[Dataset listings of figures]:
········

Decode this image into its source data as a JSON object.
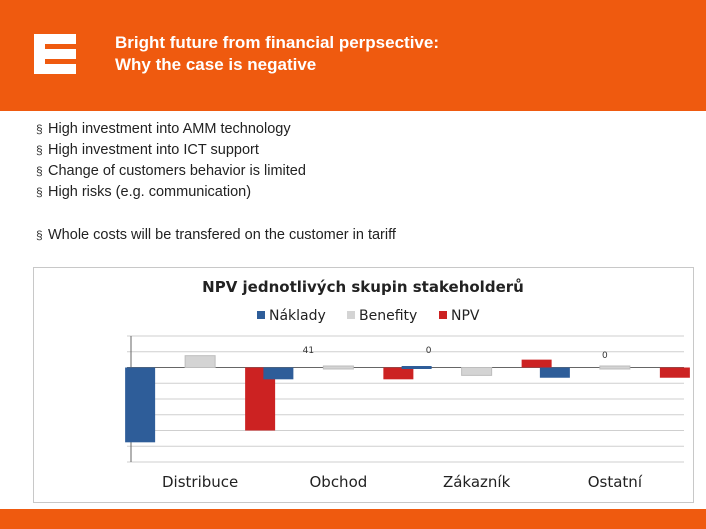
{
  "header": {
    "title_line1": "Bright future from financial perpsective:",
    "title_line2": "Why the case is negative",
    "logo_icon": "cez-e-logo-icon",
    "brand_color": "#ef5a0f"
  },
  "bullets": [
    "High investment into AMM technology",
    "High investment into ICT support",
    "Change of customers behavior is limited",
    "High risks (e.g. communication)"
  ],
  "bullet_extra": "Whole costs will be transfered on the customer in tariff",
  "chart_data": {
    "type": "bar",
    "title": "NPV jednotlivých skupin stakeholderů",
    "categories": [
      "Distribuce",
      "Obchod",
      "Zákazník",
      "Ostatní"
    ],
    "series": [
      {
        "name": "Náklady",
        "color": "#2e5d99",
        "values": [
          -95,
          -15,
          0,
          -13
        ]
      },
      {
        "name": "Benefity",
        "color": "#d4d4d4",
        "values": [
          15,
          0,
          -10,
          0
        ]
      },
      {
        "name": "NPV",
        "color": "#cc2222",
        "values": [
          -80,
          -15,
          10,
          -13
        ]
      }
    ],
    "data_labels": [
      "41",
      "0",
      "0"
    ],
    "xlabel": "",
    "ylabel": "",
    "ylim": [
      -120,
      40
    ],
    "legend_position": "top"
  }
}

········

[INSTRUCTIONS TO FOLLOW]: Search the entries for the string "High" and collect each line that has it.

[FINAL ANSWER]:
    "High investment into AMM technology",
    "High investment into ICT support",
    "High risks (e.g. communication)"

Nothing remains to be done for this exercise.